Request:
Retype the records below exactly as they appear, but leave out any pictures.

Excerpted records:
##############################
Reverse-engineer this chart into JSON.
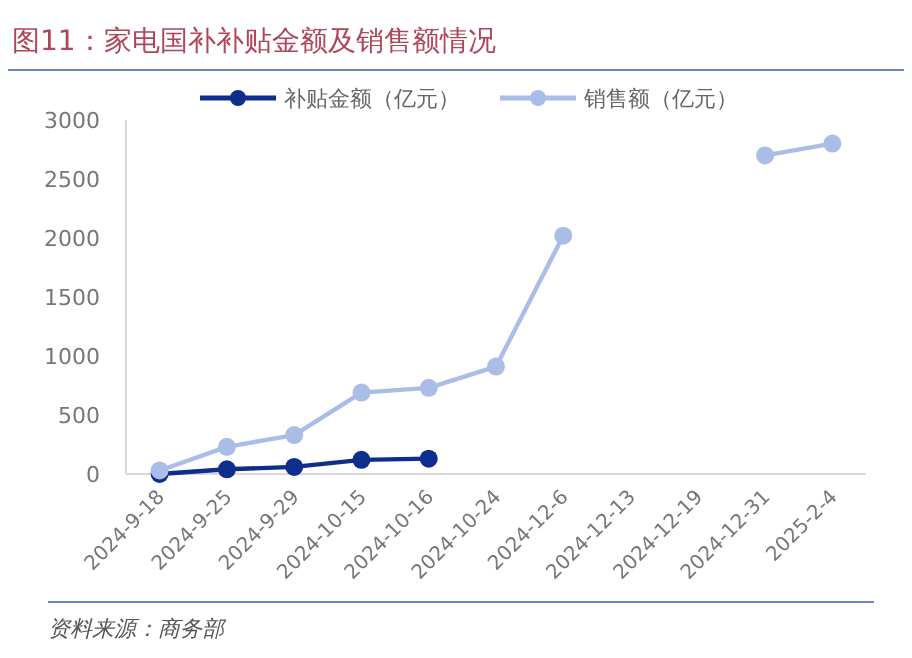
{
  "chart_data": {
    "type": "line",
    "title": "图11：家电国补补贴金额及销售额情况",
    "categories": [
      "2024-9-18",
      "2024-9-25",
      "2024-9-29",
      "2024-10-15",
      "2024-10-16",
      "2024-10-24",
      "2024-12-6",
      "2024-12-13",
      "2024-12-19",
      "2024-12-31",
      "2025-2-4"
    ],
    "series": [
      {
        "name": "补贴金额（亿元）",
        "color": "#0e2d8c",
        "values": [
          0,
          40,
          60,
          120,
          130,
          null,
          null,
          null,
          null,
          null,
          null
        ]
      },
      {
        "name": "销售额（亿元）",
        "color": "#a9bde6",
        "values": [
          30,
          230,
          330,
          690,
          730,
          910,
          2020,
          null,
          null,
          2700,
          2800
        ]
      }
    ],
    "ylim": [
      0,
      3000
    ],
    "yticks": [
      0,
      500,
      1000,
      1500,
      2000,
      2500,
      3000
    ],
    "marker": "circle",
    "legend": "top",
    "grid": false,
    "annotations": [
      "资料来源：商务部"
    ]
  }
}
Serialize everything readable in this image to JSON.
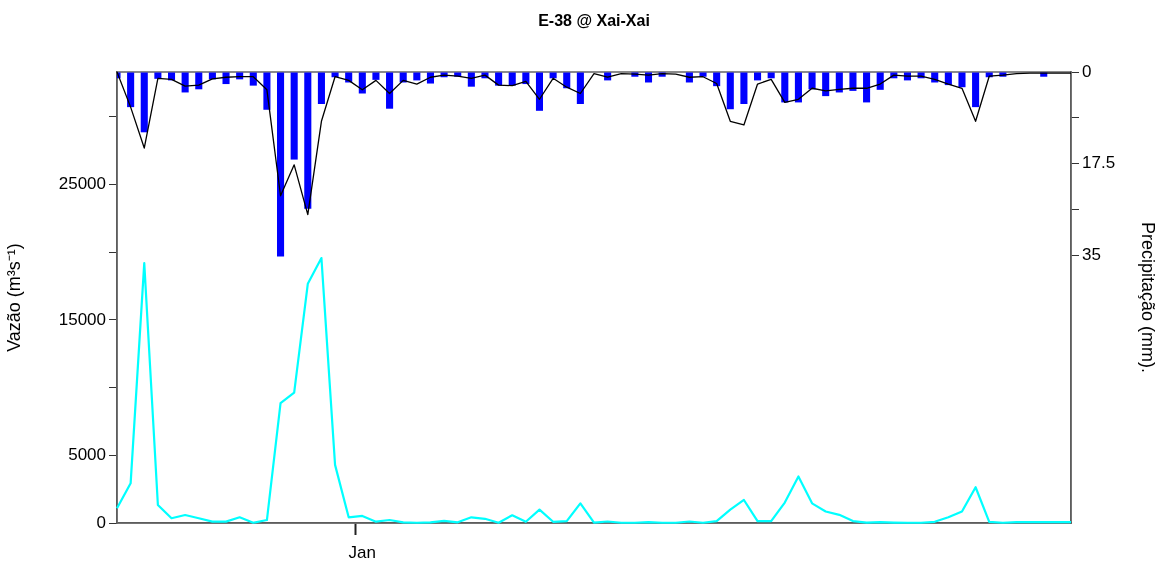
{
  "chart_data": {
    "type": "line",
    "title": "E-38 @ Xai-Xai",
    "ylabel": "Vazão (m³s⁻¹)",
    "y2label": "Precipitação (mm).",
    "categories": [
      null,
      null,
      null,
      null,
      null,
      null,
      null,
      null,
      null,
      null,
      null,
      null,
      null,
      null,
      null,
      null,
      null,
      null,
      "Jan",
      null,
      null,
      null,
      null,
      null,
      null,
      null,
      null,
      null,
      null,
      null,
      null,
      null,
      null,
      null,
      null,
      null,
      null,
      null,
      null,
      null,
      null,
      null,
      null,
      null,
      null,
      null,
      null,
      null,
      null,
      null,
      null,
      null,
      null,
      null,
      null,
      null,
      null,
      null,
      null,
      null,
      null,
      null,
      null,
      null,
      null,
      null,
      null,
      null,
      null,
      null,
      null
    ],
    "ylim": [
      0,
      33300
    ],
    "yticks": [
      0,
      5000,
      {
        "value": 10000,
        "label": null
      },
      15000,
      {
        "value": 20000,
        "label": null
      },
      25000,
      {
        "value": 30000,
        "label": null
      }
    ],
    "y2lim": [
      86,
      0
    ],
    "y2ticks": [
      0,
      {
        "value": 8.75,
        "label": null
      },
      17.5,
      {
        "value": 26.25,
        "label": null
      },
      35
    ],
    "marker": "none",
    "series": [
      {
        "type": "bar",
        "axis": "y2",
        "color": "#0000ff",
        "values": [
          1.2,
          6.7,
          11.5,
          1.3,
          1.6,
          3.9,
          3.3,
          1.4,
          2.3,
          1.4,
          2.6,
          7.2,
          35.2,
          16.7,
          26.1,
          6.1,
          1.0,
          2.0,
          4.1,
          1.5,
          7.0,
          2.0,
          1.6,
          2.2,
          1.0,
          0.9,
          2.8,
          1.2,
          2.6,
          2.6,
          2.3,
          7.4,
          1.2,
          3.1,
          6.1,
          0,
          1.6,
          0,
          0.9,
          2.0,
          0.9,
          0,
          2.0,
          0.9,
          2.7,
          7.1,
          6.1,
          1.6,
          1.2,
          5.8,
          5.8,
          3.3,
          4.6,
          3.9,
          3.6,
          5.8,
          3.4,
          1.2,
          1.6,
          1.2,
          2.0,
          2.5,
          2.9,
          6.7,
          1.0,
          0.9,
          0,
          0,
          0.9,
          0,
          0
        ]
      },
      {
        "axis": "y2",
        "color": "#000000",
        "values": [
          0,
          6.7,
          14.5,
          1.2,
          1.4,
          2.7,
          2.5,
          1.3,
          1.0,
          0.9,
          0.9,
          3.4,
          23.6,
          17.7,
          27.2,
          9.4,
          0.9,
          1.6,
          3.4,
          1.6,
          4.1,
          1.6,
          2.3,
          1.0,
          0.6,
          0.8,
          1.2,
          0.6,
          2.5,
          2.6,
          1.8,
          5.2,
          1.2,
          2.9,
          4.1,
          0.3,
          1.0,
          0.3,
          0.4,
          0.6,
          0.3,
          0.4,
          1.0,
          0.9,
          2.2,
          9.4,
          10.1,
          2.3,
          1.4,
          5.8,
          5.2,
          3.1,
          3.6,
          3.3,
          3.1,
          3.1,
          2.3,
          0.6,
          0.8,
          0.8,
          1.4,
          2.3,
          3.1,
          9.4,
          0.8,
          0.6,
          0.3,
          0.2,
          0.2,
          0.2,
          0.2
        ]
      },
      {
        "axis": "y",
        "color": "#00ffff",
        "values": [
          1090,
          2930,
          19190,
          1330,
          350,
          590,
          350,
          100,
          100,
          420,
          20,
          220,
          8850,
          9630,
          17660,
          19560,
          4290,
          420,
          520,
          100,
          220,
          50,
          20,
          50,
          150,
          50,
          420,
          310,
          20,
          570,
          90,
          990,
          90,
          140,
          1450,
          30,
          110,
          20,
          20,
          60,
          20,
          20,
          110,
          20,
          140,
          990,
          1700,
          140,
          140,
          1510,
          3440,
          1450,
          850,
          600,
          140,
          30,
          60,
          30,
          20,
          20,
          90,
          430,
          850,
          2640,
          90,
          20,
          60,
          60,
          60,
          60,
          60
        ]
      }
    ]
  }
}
##############################
The answer:
Reverse-engineer this chart into JSON.
{
  "chart_data": {
    "type": "line",
    "title": "图11：家电国补补贴金额及销售额情况",
    "categories": [
      "2024-9-18",
      "2024-9-25",
      "2024-9-29",
      "2024-10-15",
      "2024-10-16",
      "2024-10-24",
      "2024-12-6",
      "2024-12-13",
      "2024-12-19",
      "2024-12-31",
      "2025-2-4"
    ],
    "series": [
      {
        "name": "补贴金额（亿元）",
        "color": "#0e2d8c",
        "values": [
          0,
          40,
          60,
          120,
          130,
          null,
          null,
          null,
          null,
          null,
          null
        ]
      },
      {
        "name": "销售额（亿元）",
        "color": "#a9bde6",
        "values": [
          30,
          230,
          330,
          690,
          730,
          910,
          2020,
          null,
          null,
          2700,
          2800
        ]
      }
    ],
    "ylim": [
      0,
      3000
    ],
    "yticks": [
      0,
      500,
      1000,
      1500,
      2000,
      2500,
      3000
    ],
    "marker": "circle",
    "legend": "top",
    "grid": false,
    "annotations": [
      "资料来源：商务部"
    ]
  }
}
Serialize everything readable in this image to JSON.
{
  "chart_data": {
    "type": "line",
    "title": "E-38 @ Xai-Xai",
    "ylabel": "Vazão (m³s⁻¹)",
    "y2label": "Precipitação (mm).",
    "categories": [
      null,
      null,
      null,
      null,
      null,
      null,
      null,
      null,
      null,
      null,
      null,
      null,
      null,
      null,
      null,
      null,
      null,
      null,
      "Jan",
      null,
      null,
      null,
      null,
      null,
      null,
      null,
      null,
      null,
      null,
      null,
      null,
      null,
      null,
      null,
      null,
      null,
      null,
      null,
      null,
      null,
      null,
      null,
      null,
      null,
      null,
      null,
      null,
      null,
      null,
      null,
      null,
      null,
      null,
      null,
      null,
      null,
      null,
      null,
      null,
      null,
      null,
      null,
      null,
      null,
      null,
      null,
      null,
      null,
      null,
      null,
      null
    ],
    "ylim": [
      0,
      33300
    ],
    "yticks": [
      0,
      5000,
      {
        "value": 10000,
        "label": null
      },
      15000,
      {
        "value": 20000,
        "label": null
      },
      25000,
      {
        "value": 30000,
        "label": null
      }
    ],
    "y2lim": [
      86,
      0
    ],
    "y2ticks": [
      0,
      {
        "value": 8.75,
        "label": null
      },
      17.5,
      {
        "value": 26.25,
        "label": null
      },
      35
    ],
    "marker": "none",
    "series": [
      {
        "type": "bar",
        "axis": "y2",
        "color": "#0000ff",
        "values": [
          1.2,
          6.7,
          11.5,
          1.3,
          1.6,
          3.9,
          3.3,
          1.4,
          2.3,
          1.4,
          2.6,
          7.2,
          35.2,
          16.7,
          26.1,
          6.1,
          1.0,
          2.0,
          4.1,
          1.5,
          7.0,
          2.0,
          1.6,
          2.2,
          1.0,
          0.9,
          2.8,
          1.2,
          2.6,
          2.6,
          2.3,
          7.4,
          1.2,
          3.1,
          6.1,
          0,
          1.6,
          0,
          0.9,
          2.0,
          0.9,
          0,
          2.0,
          0.9,
          2.7,
          7.1,
          6.1,
          1.6,
          1.2,
          5.8,
          5.8,
          3.3,
          4.6,
          3.9,
          3.6,
          5.8,
          3.4,
          1.2,
          1.6,
          1.2,
          2.0,
          2.5,
          2.9,
          6.7,
          1.0,
          0.9,
          0,
          0,
          0.9,
          0,
          0
        ]
      },
      {
        "axis": "y2",
        "color": "#000000",
        "values": [
          0,
          6.7,
          14.5,
          1.2,
          1.4,
          2.7,
          2.5,
          1.3,
          1.0,
          0.9,
          0.9,
          3.4,
          23.6,
          17.7,
          27.2,
          9.4,
          0.9,
          1.6,
          3.4,
          1.6,
          4.1,
          1.6,
          2.3,
          1.0,
          0.6,
          0.8,
          1.2,
          0.6,
          2.5,
          2.6,
          1.8,
          5.2,
          1.2,
          2.9,
          4.1,
          0.3,
          1.0,
          0.3,
          0.4,
          0.6,
          0.3,
          0.4,
          1.0,
          0.9,
          2.2,
          9.4,
          10.1,
          2.3,
          1.4,
          5.8,
          5.2,
          3.1,
          3.6,
          3.3,
          3.1,
          3.1,
          2.3,
          0.6,
          0.8,
          0.8,
          1.4,
          2.3,
          3.1,
          9.4,
          0.8,
          0.6,
          0.3,
          0.2,
          0.2,
          0.2,
          0.2
        ]
      },
      {
        "axis": "y",
        "color": "#00ffff",
        "values": [
          1090,
          2930,
          19190,
          1330,
          350,
          590,
          350,
          100,
          100,
          420,
          20,
          220,
          8850,
          9630,
          17660,
          19560,
          4290,
          420,
          520,
          100,
          220,
          50,
          20,
          50,
          150,
          50,
          420,
          310,
          20,
          570,
          90,
          990,
          90,
          140,
          1450,
          30,
          110,
          20,
          20,
          60,
          20,
          20,
          110,
          20,
          140,
          990,
          1700,
          140,
          140,
          1510,
          3440,
          1450,
          850,
          600,
          140,
          30,
          60,
          30,
          20,
          20,
          90,
          430,
          850,
          2640,
          90,
          20,
          60,
          60,
          60,
          60,
          60
        ]
      }
    ]
  }
}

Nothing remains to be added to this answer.